*EXERCISE DESCRIPTION:* Below are the records; reproduce all of them exactly but without any images.

*INFORMATION SUPPLIED:*
[Begin]
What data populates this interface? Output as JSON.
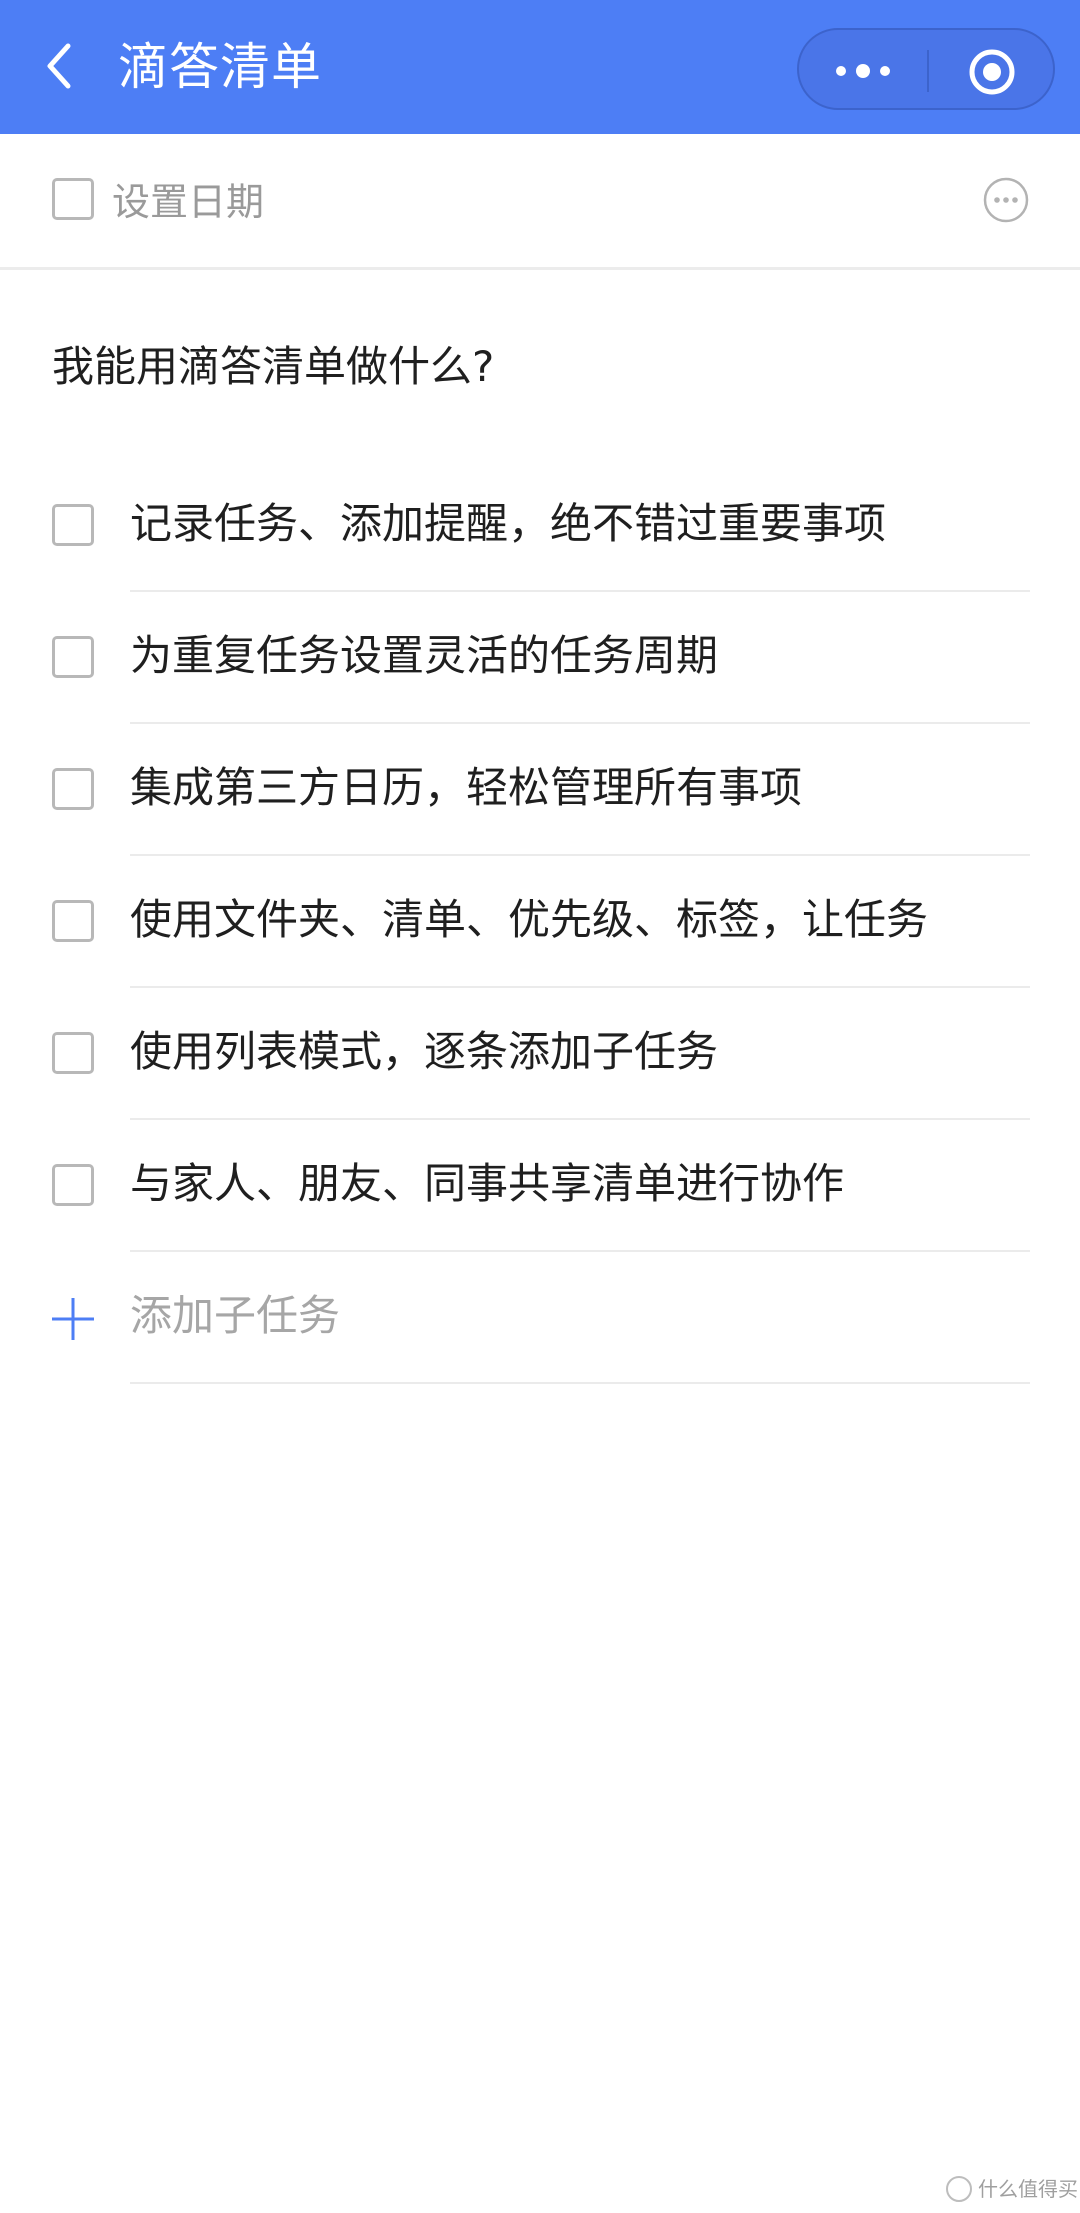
{
  "nav": {
    "title": "滴答清单",
    "back_icon": "chevron-left-icon",
    "more_icon": "more-horizontal-icon",
    "close_icon": "target-icon",
    "background_color": "#4d7ef5"
  },
  "date_bar": {
    "label": "设置日期",
    "more_icon": "more-circle-icon"
  },
  "task": {
    "title": "我能用滴答清单做什么?",
    "subtasks": [
      {
        "label": "记录任务、添加提醒，绝不错过重要事项",
        "checked": false
      },
      {
        "label": "为重复任务设置灵活的任务周期",
        "checked": false
      },
      {
        "label": "集成第三方日历，轻松管理所有事项",
        "checked": false
      },
      {
        "label": "使用文件夹、清单、优先级、标签，让任务",
        "checked": false
      },
      {
        "label": "使用列表模式，逐条添加子任务",
        "checked": false
      },
      {
        "label": "与家人、朋友、同事共享清单进行协作",
        "checked": false
      }
    ],
    "add_subtask_label": "添加子任务"
  },
  "watermark": "什么值得买",
  "colors": {
    "accent": "#4d7ef5",
    "text": "#1f1f1f",
    "muted": "#9a9a9a"
  }
}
[End]
*EXPECTED OUTPUT:*
What data populates this interface? Output as JSON.
{
  "nav": {
    "title": "滴答清单",
    "back_icon": "chevron-left-icon",
    "more_icon": "more-horizontal-icon",
    "close_icon": "target-icon",
    "background_color": "#4d7ef5"
  },
  "date_bar": {
    "label": "设置日期",
    "more_icon": "more-circle-icon"
  },
  "task": {
    "title": "我能用滴答清单做什么?",
    "subtasks": [
      {
        "label": "记录任务、添加提醒，绝不错过重要事项",
        "checked": false
      },
      {
        "label": "为重复任务设置灵活的任务周期",
        "checked": false
      },
      {
        "label": "集成第三方日历，轻松管理所有事项",
        "checked": false
      },
      {
        "label": "使用文件夹、清单、优先级、标签，让任务",
        "checked": false
      },
      {
        "label": "使用列表模式，逐条添加子任务",
        "checked": false
      },
      {
        "label": "与家人、朋友、同事共享清单进行协作",
        "checked": false
      }
    ],
    "add_subtask_label": "添加子任务"
  },
  "watermark": "什么值得买",
  "colors": {
    "accent": "#4d7ef5",
    "text": "#1f1f1f",
    "muted": "#9a9a9a"
  }
}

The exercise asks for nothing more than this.